● Exercise instructions
Every record below should be printed exactly as it appears.

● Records
○ ○ ○

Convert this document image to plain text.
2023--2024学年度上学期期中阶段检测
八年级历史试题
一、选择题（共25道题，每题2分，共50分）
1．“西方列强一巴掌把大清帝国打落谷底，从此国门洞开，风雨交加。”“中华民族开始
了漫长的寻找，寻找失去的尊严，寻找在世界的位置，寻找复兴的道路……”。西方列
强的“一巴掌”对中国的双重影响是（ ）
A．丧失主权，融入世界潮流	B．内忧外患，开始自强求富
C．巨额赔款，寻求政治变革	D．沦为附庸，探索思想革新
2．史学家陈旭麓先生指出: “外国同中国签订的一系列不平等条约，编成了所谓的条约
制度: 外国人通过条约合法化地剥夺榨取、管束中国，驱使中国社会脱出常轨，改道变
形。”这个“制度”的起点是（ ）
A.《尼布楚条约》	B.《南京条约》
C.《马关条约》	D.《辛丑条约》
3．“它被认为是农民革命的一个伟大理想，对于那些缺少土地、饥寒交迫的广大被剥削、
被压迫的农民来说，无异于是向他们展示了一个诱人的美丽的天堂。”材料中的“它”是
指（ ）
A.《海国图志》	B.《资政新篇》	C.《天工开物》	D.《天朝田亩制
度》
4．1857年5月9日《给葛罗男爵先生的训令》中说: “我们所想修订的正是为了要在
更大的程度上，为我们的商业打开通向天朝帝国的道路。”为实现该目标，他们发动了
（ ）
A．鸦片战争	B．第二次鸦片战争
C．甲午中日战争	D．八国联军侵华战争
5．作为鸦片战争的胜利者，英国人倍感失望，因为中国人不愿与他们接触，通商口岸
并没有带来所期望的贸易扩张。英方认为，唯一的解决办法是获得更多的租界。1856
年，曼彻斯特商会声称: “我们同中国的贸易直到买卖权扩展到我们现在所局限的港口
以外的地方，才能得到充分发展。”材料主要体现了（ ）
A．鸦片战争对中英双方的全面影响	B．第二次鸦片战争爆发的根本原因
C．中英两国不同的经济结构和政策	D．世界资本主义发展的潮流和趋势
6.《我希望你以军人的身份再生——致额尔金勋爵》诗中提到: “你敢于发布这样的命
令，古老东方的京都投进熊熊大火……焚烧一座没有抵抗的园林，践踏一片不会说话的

○ ○ ○

● The result
Convert this document image to plain text.
2023--2024学年度上学期期中阶段检测
八年级历史试题
一、选择题（共25道题，每题2分，共50分）
1．“西方列强一巴掌把大清帝国打落谷底，从此国门洞开，风雨交加。”“中华民族开始
了漫长的寻找，寻找失去的尊严，寻找在世界的位置，寻找复兴的道路……”。西方列
强的“一巴掌”对中国的双重影响是（ ）
A．丧失主权，融入世界潮流	B．内忧外患，开始自强求富
C．巨额赔款，寻求政治变革	D．沦为附庸，探索思想革新
2．史学家陈旭麓先生指出: “外国同中国签订的一系列不平等条约，编成了所谓的条约
制度: 外国人通过条约合法化地剥夺榨取、管束中国，驱使中国社会脱出常轨，改道变
形。”这个“制度”的起点是（ ）
A.《尼布楚条约》	B.《南京条约》
C.《马关条约》	D.《辛丑条约》
3．“它被认为是农民革命的一个伟大理想，对于那些缺少土地、饥寒交迫的广大被剥削、
被压迫的农民来说，无异于是向他们展示了一个诱人的美丽的天堂。”材料中的“它”是
指（ ）
A.《海国图志》	B.《资政新篇》	C.《天工开物》	D.《天朝田亩制
度》
4．1857年5月9日《给葛罗男爵先生的训令》中说: “我们所想修订的正是为了要在
更大的程度上，为我们的商业打开通向天朝帝国的道路。”为实现该目标，他们发动了
（ ）
A．鸦片战争	B．第二次鸦片战争
C．甲午中日战争	D．八国联军侵华战争
5．作为鸦片战争的胜利者，英国人倍感失望，因为中国人不愿与他们接触，通商口岸
并没有带来所期望的贸易扩张。英方认为，唯一的解决办法是获得更多的租界。1856
年，曼彻斯特商会声称: “我们同中国的贸易直到买卖权扩展到我们现在所局限的港口
以外的地方，才能得到充分发展。”材料主要体现了（ ）
A．鸦片战争对中英双方的全面影响	B．第二次鸦片战争爆发的根本原因
C．中英两国不同的经济结构和政策	D．世界资本主义发展的潮流和趋势
6.《我希望你以军人的身份再生——致额尔金勋爵》诗中提到: “你敢于发布这样的命
令，古老东方的京都投进熊熊大火……焚烧一座没有抵抗的园林，践踏一片不会说话的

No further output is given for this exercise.